(Dataset records on visual material)
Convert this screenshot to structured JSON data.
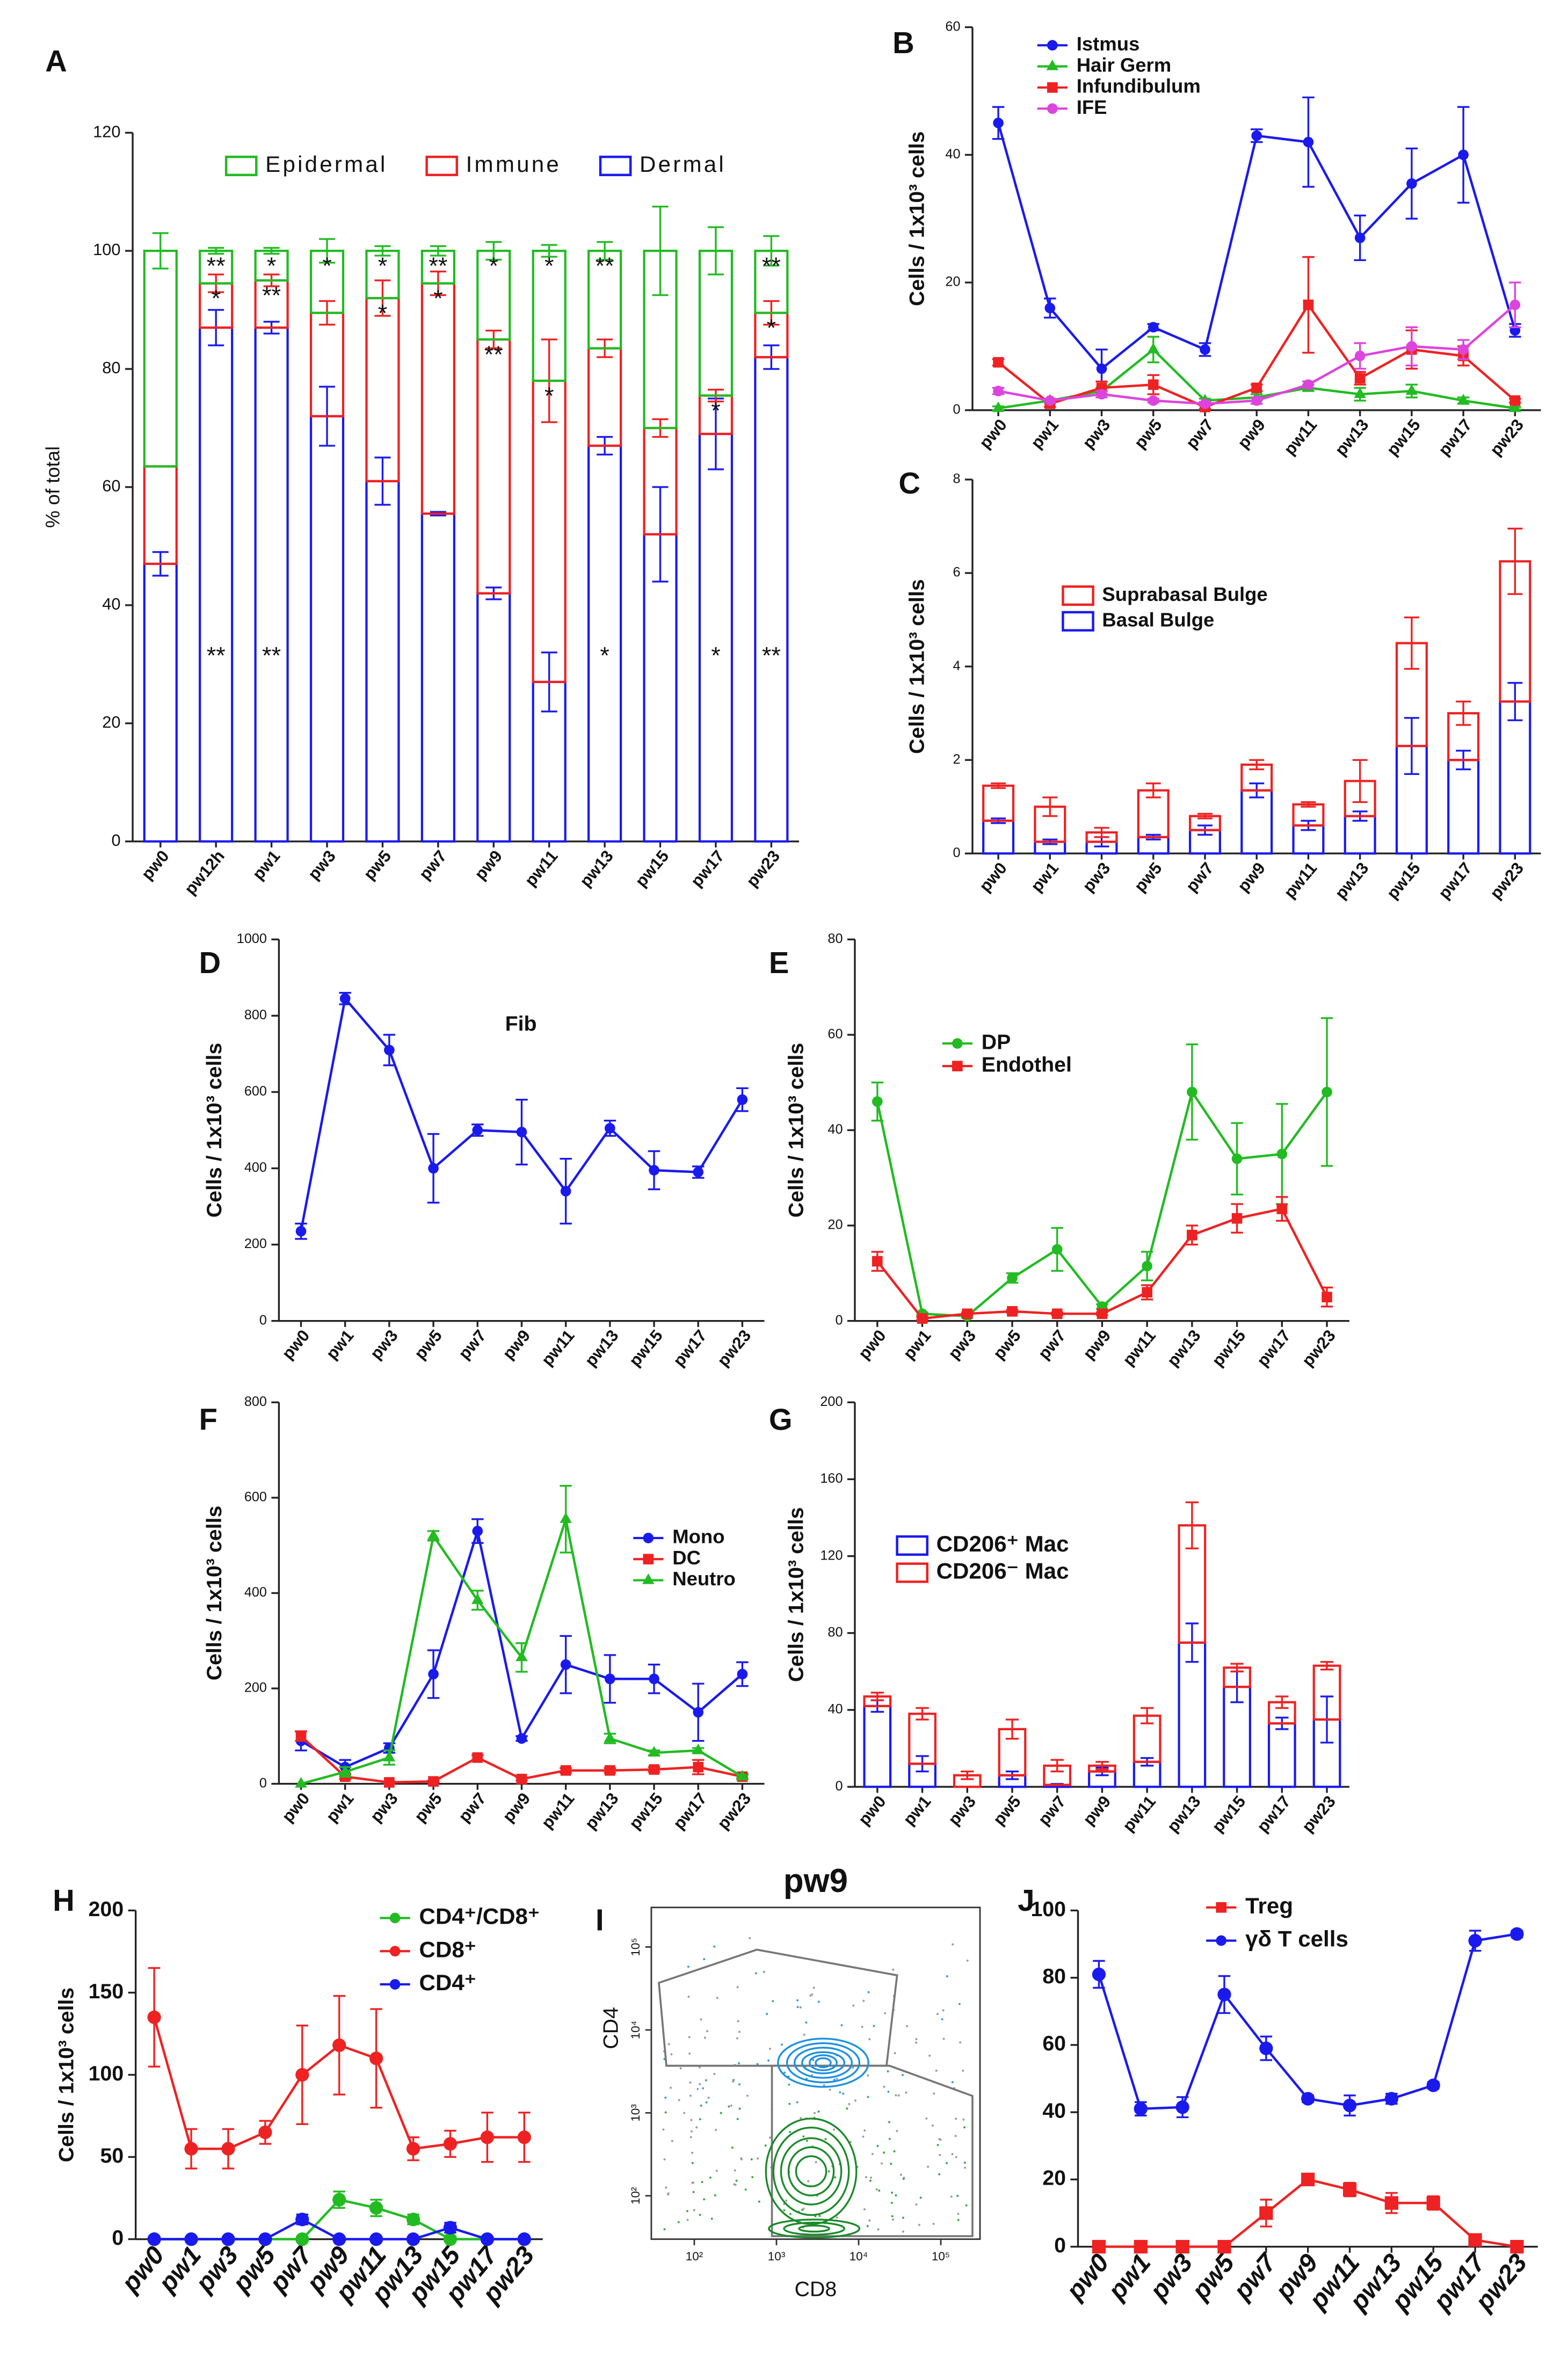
{
  "chart_data": [
    {
      "panel": "A",
      "type": "stacked_bar",
      "ylabel": "% of total",
      "categories": [
        "pw0",
        "pw12h",
        "pw1",
        "pw3",
        "pw5",
        "pw7",
        "pw9",
        "pw11",
        "pw13",
        "pw15",
        "pw17",
        "pw23"
      ],
      "ylim": [
        0,
        120
      ],
      "yticks": [
        0,
        20,
        40,
        60,
        80,
        100,
        120
      ],
      "series": [
        {
          "name": "Dermal",
          "color": "#1a1aee",
          "values": [
            47,
            87,
            87,
            72,
            61,
            55.5,
            42,
            27,
            67,
            52,
            69,
            82
          ],
          "errors": [
            2,
            3,
            1,
            5,
            4,
            0.3,
            1,
            5,
            1.5,
            8,
            6,
            2
          ],
          "stars": [
            null,
            "**",
            "**",
            null,
            null,
            null,
            null,
            null,
            "*",
            null,
            "*",
            "**"
          ]
        },
        {
          "name": "Immune",
          "color": "#ee2222",
          "values": [
            16.5,
            7.5,
            8,
            17.5,
            31,
            39,
            43,
            51,
            16.5,
            18,
            6.5,
            7.5
          ],
          "errors": [
            0,
            1.5,
            1,
            2,
            3,
            2,
            1.5,
            7,
            1.5,
            1.5,
            1,
            2
          ],
          "stars": [
            null,
            "*",
            "**",
            null,
            "*",
            "*",
            "**",
            "*",
            null,
            null,
            "*",
            "*"
          ]
        },
        {
          "name": "Epidermal",
          "color": "#22bb22",
          "values": [
            36.5,
            5.5,
            5,
            10.5,
            8,
            5.5,
            15,
            22,
            16.5,
            30,
            24.5,
            10.5
          ],
          "errors": [
            3,
            0.5,
            0.5,
            2,
            0.8,
            0.8,
            1.5,
            1,
            1.5,
            7.5,
            4,
            2.5
          ],
          "stars": [
            null,
            "**",
            "*",
            "*",
            "*",
            "**",
            "*",
            "*",
            "**",
            null,
            null,
            "**"
          ]
        }
      ]
    },
    {
      "panel": "B",
      "type": "line",
      "ylabel": "Cells / 1x10³ cells",
      "categories": [
        "pw0",
        "pw1",
        "pw3",
        "pw5",
        "pw7",
        "pw9",
        "pw11",
        "pw13",
        "pw15",
        "pw17",
        "pw23"
      ],
      "ylim": [
        0,
        60
      ],
      "yticks": [
        0,
        20,
        40,
        60
      ],
      "series": [
        {
          "name": "Istmus",
          "color": "#1a1aee",
          "marker": "circle",
          "values": [
            45,
            16,
            6.5,
            13,
            9.5,
            43,
            42,
            27,
            35.5,
            40,
            12.5
          ],
          "errors": [
            2.5,
            1.5,
            3,
            0.5,
            1,
            1,
            7,
            3.5,
            5.5,
            7.5,
            1
          ]
        },
        {
          "name": "Hair Germ",
          "color": "#22bb22",
          "marker": "triangle",
          "values": [
            0.3,
            1.5,
            3,
            9.5,
            1.5,
            2,
            3.5,
            2.5,
            3,
            1.5,
            0.3
          ],
          "errors": [
            0.3,
            0.3,
            0.5,
            2,
            0.3,
            0.5,
            0.5,
            1,
            1,
            0.5,
            0.2
          ]
        },
        {
          "name": "Infundibulum",
          "color": "#ee2222",
          "marker": "square",
          "values": [
            7.5,
            1,
            3.5,
            4,
            0.5,
            3.5,
            16.5,
            5,
            9.5,
            8.5,
            1.5
          ],
          "errors": [
            0.5,
            0.5,
            1,
            1.5,
            0.3,
            0.5,
            7.5,
            1,
            3,
            1.5,
            0.3
          ]
        },
        {
          "name": "IFE",
          "color": "#dd44dd",
          "marker": "circle",
          "values": [
            3,
            1.5,
            2.5,
            1.5,
            1,
            1.5,
            4,
            8.5,
            10,
            9.5,
            16.5
          ],
          "errors": [
            0.5,
            0.3,
            0.5,
            0.3,
            0.3,
            0.5,
            0.5,
            2,
            3,
            1.5,
            3.5
          ]
        }
      ]
    },
    {
      "panel": "C",
      "type": "stacked_bar",
      "ylabel": "Cells / 1x10³ cells",
      "categories": [
        "pw0",
        "pw1",
        "pw3",
        "pw5",
        "pw7",
        "pw9",
        "pw11",
        "pw13",
        "pw15",
        "pw17",
        "pw23"
      ],
      "ylim": [
        0,
        8
      ],
      "yticks": [
        0,
        2,
        4,
        6,
        8
      ],
      "series": [
        {
          "name": "Basal Bulge",
          "color": "#1a1aee",
          "values": [
            0.7,
            0.25,
            0.25,
            0.35,
            0.5,
            1.35,
            0.6,
            0.8,
            2.3,
            2.0,
            3.25
          ],
          "errors": [
            0.05,
            0.05,
            0.1,
            0.05,
            0.1,
            0.15,
            0.1,
            0.1,
            0.6,
            0.2,
            0.4
          ]
        },
        {
          "name": "Suprabasal Bulge",
          "color": "#ee2222",
          "values": [
            0.75,
            0.75,
            0.2,
            1.0,
            0.3,
            0.55,
            0.45,
            0.75,
            2.2,
            1.0,
            3.0
          ],
          "errors": [
            0.05,
            0.2,
            0.1,
            0.15,
            0.05,
            0.1,
            0.05,
            0.45,
            0.55,
            0.25,
            0.7
          ]
        }
      ]
    },
    {
      "panel": "D",
      "type": "line",
      "ylabel": "Cells / 1x10³ cells",
      "categories": [
        "pw0",
        "pw1",
        "pw3",
        "pw5",
        "pw7",
        "pw9",
        "pw11",
        "pw13",
        "pw15",
        "pw17",
        "pw23"
      ],
      "ylim": [
        0,
        1000
      ],
      "yticks": [
        0,
        200,
        400,
        600,
        800,
        1000
      ],
      "series": [
        {
          "name": "Fib",
          "color": "#1a1aee",
          "marker": "circle",
          "values": [
            235,
            845,
            710,
            400,
            500,
            495,
            340,
            505,
            395,
            390,
            580
          ],
          "errors": [
            20,
            15,
            40,
            90,
            15,
            85,
            85,
            20,
            50,
            15,
            30
          ]
        }
      ]
    },
    {
      "panel": "E",
      "type": "line",
      "ylabel": "Cells / 1x10³ cells",
      "categories": [
        "pw0",
        "pw1",
        "pw3",
        "pw5",
        "pw7",
        "pw9",
        "pw11",
        "pw13",
        "pw15",
        "pw17",
        "pw23"
      ],
      "ylim": [
        0,
        80
      ],
      "yticks": [
        0,
        20,
        40,
        60,
        80
      ],
      "series": [
        {
          "name": "DP",
          "color": "#22bb22",
          "marker": "circle",
          "values": [
            46,
            1.5,
            1,
            9,
            15,
            3,
            11.5,
            48,
            34,
            35,
            48
          ],
          "errors": [
            4,
            0.3,
            0.3,
            1,
            4.5,
            0.5,
            3,
            10,
            7.5,
            10.5,
            15.5
          ]
        },
        {
          "name": "Endothel",
          "color": "#ee2222",
          "marker": "square",
          "values": [
            12.5,
            0.5,
            1.5,
            2,
            1.5,
            1.5,
            6,
            18,
            21.5,
            23.5,
            5
          ],
          "errors": [
            2,
            0.3,
            0.3,
            0.3,
            0.3,
            0.3,
            1.5,
            2,
            3,
            2.5,
            2
          ]
        }
      ]
    },
    {
      "panel": "F",
      "type": "line",
      "ylabel": "Cells / 1x10³ cells",
      "categories": [
        "pw0",
        "pw1",
        "pw3",
        "pw5",
        "pw7",
        "pw9",
        "pw11",
        "pw13",
        "pw15",
        "pw17",
        "pw23"
      ],
      "ylim": [
        0,
        800
      ],
      "yticks": [
        0,
        200,
        400,
        600,
        800
      ],
      "series": [
        {
          "name": "Mono",
          "color": "#1a1aee",
          "marker": "circle",
          "values": [
            90,
            35,
            75,
            230,
            530,
            95,
            250,
            220,
            220,
            150,
            230
          ],
          "errors": [
            20,
            15,
            10,
            50,
            25,
            5,
            60,
            50,
            30,
            60,
            25
          ]
        },
        {
          "name": "DC",
          "color": "#ee2222",
          "marker": "square",
          "values": [
            100,
            15,
            3,
            5,
            55,
            10,
            28,
            28,
            30,
            35,
            15
          ],
          "errors": [
            10,
            5,
            2,
            2,
            5,
            3,
            5,
            5,
            5,
            15,
            5
          ]
        },
        {
          "name": "Neutro",
          "color": "#22bb22",
          "marker": "triangle",
          "values": [
            0,
            25,
            55,
            520,
            385,
            265,
            555,
            95,
            65,
            70,
            15
          ],
          "errors": [
            0,
            10,
            15,
            10,
            20,
            30,
            70,
            10,
            5,
            5,
            3
          ]
        }
      ]
    },
    {
      "panel": "G",
      "type": "stacked_bar",
      "ylabel": "Cells / 1x10³ cells",
      "categories": [
        "pw0",
        "pw1",
        "pw3",
        "pw5",
        "pw7",
        "pw9",
        "pw11",
        "pw13",
        "pw15",
        "pw17",
        "pw23"
      ],
      "ylim": [
        0,
        200
      ],
      "yticks": [
        0,
        40,
        80,
        120,
        160,
        200
      ],
      "series": [
        {
          "name": "CD206⁺ Mac",
          "color": "#1a1aee",
          "values": [
            42,
            12,
            0,
            6,
            1,
            8,
            13,
            75,
            52,
            33,
            35
          ],
          "errors": [
            3,
            4,
            0,
            2,
            0.5,
            2,
            2,
            10,
            8,
            3,
            12
          ]
        },
        {
          "name": "CD206⁻ Mac",
          "color": "#ee2222",
          "values": [
            5,
            26,
            6,
            24,
            10,
            3,
            24,
            61,
            10,
            11,
            28
          ],
          "errors": [
            2,
            3,
            2,
            5,
            3,
            2,
            4,
            12,
            2,
            3,
            2
          ]
        }
      ]
    },
    {
      "panel": "H",
      "type": "line",
      "ylabel": "Cells / 1x10³ cells",
      "categories": [
        "pw0",
        "pw1",
        "pw3",
        "pw5",
        "pw7",
        "pw9",
        "pw11",
        "pw13",
        "pw15",
        "pw17",
        "pw23"
      ],
      "ylim": [
        0,
        200
      ],
      "yticks": [
        0,
        50,
        100,
        150,
        200
      ],
      "series": [
        {
          "name": "CD4⁺/CD8⁺",
          "color": "#22bb22",
          "marker": "circle",
          "values": [
            0,
            0,
            0,
            0,
            0,
            24,
            19,
            12,
            0,
            0,
            0
          ],
          "errors": [
            0,
            0,
            0,
            0,
            0,
            5,
            5,
            3,
            0,
            0,
            0
          ]
        },
        {
          "name": "CD8⁺",
          "color": "#ee2222",
          "marker": "circle",
          "values": [
            135,
            55,
            55,
            65,
            100,
            118,
            110,
            55,
            58,
            62,
            62
          ],
          "errors": [
            30,
            12,
            12,
            7,
            30,
            30,
            30,
            7,
            8,
            15,
            15
          ]
        },
        {
          "name": "CD4⁺",
          "color": "#1a1aee",
          "marker": "circle",
          "values": [
            0,
            0,
            0,
            0,
            12,
            0,
            0,
            0,
            7,
            0,
            0
          ],
          "errors": [
            0,
            0,
            0,
            0,
            3,
            0,
            0,
            0,
            3,
            0,
            0
          ]
        }
      ]
    },
    {
      "panel": "I",
      "type": "flow",
      "title": "pw9",
      "xlabel": "CD8",
      "ylabel": "CD4",
      "xlim": [
        30,
        300000
      ],
      "ylim": [
        30,
        300000
      ],
      "xticks": [
        {
          "value": 100,
          "label": "10²"
        },
        {
          "value": 1000,
          "label": "10³"
        },
        {
          "value": 10000,
          "label": "10⁴"
        },
        {
          "value": 100000,
          "label": "10⁵"
        }
      ],
      "yticks": [
        {
          "value": 100,
          "label": "10²"
        },
        {
          "value": 1000,
          "label": "10³"
        },
        {
          "value": 10000,
          "label": "10⁴"
        },
        {
          "value": 100000,
          "label": "10⁵"
        }
      ]
    },
    {
      "panel": "J",
      "type": "line",
      "categories": [
        "pw0",
        "pw1",
        "pw3",
        "pw5",
        "pw7",
        "pw9",
        "pw11",
        "pw13",
        "pw15",
        "pw17",
        "pw23"
      ],
      "ylim": [
        0,
        100
      ],
      "yticks": [
        0,
        20,
        40,
        60,
        80,
        100
      ],
      "series": [
        {
          "name": "Treg",
          "color": "#ee2222",
          "marker": "square",
          "values": [
            0,
            0,
            0,
            0,
            10,
            20,
            17,
            13,
            13,
            2,
            0
          ],
          "errors": [
            0,
            0,
            0,
            0,
            4,
            1.5,
            2,
            3,
            2,
            1,
            0
          ]
        },
        {
          "name": "γδ T cells",
          "color": "#1a1aee",
          "marker": "circle",
          "values": [
            81,
            41,
            41.5,
            75,
            59,
            44,
            42,
            44,
            48,
            91,
            93
          ],
          "errors": [
            4,
            2,
            3,
            5.5,
            3.5,
            1,
            3,
            1.5,
            1,
            3,
            1
          ]
        }
      ]
    }
  ]
}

== WORK REQUEST ==
Where a line of the data contains "panel", copy that line.

== RESPONSE AREA ==
      "panel": "A",
      "panel": "B",
      "panel": "C",
      "panel": "D",
      "panel": "E",
      "panel": "F",
      "panel": "G",
      "panel": "H",
      "panel": "I",
      "panel": "J",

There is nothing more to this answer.